- OBJETIVO DE LA TAREA:
Responda, según el texto sobre la boda en Mezalocha:
1. ¿En qué festividad se abre la ermita de Mezalocha?
2. ¿Cuántos años llevaba la ermita sin ver casarse a una pareja?
3. ¿Qué se puso para retransmitir la boda fuera de la ermita?

- TEXTO DE LECTURA:
La boda de Marta y Carlos en Mezalocha

La ermita de Mezalocha solo se abre una vez al año, en San Antonio. Pero esta misma ermita no veía casarse a una pareja desde hace más de 40 años, así que Marta y Carlos iban a hacer historia en el pueblo casándose allí. Y para ello tuvieron que poner la ermita en condiciones con ayuda de sus amigos y con el ánimo del pueblo entero, esta vez no iba a ser solo el pantano quién atrajera todas las miradas…

Cuándo acudí a casa de Marta para empezar a tomar las primeras fotografías fui consciente por primera vez del hito que suponía su boda, toda la gente salió de sus casas para verles cruzar en el descapotable al grito de guapa. La ermita no pudo albergar a todos los que allí acudieron, por lo que hubo que poner una tele para retransmitir fuera la boda, y por qué no, unas sombrillas para ver pasar a Marta y Carlos hacía el altar. A mi los pelos se me pusieron de punta.

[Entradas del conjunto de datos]
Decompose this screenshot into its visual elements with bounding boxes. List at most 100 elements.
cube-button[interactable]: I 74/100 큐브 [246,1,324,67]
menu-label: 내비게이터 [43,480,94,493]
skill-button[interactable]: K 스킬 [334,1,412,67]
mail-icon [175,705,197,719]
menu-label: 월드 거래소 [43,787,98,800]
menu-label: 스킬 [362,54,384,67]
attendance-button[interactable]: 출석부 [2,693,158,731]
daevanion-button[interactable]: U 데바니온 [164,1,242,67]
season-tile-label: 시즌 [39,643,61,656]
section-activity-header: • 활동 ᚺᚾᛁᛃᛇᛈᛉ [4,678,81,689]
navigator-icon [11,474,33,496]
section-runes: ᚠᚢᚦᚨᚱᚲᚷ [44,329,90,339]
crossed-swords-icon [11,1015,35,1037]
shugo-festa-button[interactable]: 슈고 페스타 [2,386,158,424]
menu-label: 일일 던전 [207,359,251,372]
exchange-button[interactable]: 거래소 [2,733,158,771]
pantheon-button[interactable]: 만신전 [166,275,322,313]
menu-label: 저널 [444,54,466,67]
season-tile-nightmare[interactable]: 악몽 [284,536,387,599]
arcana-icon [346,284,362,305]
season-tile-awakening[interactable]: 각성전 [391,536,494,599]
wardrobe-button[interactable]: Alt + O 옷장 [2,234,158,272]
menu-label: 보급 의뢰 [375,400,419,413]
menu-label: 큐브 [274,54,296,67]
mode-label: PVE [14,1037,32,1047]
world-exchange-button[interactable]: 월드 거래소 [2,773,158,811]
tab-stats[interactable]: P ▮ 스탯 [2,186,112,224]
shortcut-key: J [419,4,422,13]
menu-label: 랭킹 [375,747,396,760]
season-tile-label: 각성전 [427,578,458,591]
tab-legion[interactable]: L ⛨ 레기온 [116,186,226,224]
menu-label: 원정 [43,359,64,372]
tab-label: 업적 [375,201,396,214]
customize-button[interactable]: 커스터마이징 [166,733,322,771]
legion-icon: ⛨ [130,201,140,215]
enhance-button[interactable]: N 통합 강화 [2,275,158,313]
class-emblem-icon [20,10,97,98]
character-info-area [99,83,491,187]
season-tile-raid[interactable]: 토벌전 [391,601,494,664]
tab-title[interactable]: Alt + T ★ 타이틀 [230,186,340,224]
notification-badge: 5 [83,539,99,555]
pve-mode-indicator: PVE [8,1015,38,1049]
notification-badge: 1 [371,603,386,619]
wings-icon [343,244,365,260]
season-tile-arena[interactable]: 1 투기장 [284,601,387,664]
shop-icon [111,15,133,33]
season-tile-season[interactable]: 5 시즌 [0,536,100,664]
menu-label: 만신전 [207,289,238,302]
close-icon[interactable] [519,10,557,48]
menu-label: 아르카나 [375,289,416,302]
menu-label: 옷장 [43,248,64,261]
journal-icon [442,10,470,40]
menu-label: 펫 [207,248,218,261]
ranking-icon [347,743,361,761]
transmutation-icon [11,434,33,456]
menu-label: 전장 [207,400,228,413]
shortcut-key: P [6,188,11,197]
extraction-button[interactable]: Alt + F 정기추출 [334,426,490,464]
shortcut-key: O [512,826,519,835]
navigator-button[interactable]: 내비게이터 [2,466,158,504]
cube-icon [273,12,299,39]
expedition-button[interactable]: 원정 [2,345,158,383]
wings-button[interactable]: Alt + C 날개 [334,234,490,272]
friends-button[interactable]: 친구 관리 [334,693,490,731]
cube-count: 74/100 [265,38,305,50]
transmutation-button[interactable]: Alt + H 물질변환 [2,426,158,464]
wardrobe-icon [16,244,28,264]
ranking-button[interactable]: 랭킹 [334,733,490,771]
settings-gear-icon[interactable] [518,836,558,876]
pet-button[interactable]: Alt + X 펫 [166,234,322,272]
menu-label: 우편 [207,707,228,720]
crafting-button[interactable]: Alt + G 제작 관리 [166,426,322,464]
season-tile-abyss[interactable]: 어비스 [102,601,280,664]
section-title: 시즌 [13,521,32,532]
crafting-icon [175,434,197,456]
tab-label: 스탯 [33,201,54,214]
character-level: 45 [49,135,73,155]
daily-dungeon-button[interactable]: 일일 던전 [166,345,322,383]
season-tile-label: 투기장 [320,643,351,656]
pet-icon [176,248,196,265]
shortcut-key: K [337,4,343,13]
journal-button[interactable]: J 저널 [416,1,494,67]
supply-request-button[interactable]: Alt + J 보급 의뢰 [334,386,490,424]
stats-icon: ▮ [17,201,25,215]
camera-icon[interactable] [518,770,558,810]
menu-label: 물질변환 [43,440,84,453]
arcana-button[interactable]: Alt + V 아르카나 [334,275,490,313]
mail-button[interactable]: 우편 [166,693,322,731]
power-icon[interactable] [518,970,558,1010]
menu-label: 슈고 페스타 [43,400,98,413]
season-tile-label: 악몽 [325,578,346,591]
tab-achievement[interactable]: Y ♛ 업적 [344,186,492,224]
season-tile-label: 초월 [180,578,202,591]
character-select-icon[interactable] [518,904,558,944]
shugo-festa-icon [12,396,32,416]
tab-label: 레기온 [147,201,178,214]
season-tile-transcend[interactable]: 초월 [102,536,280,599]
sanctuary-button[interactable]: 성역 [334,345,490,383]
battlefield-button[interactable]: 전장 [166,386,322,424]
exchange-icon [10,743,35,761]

- RESULTADO DE LA TAREA:
1. En San Antonio.
2. Más de 40 años.
3. Una tele.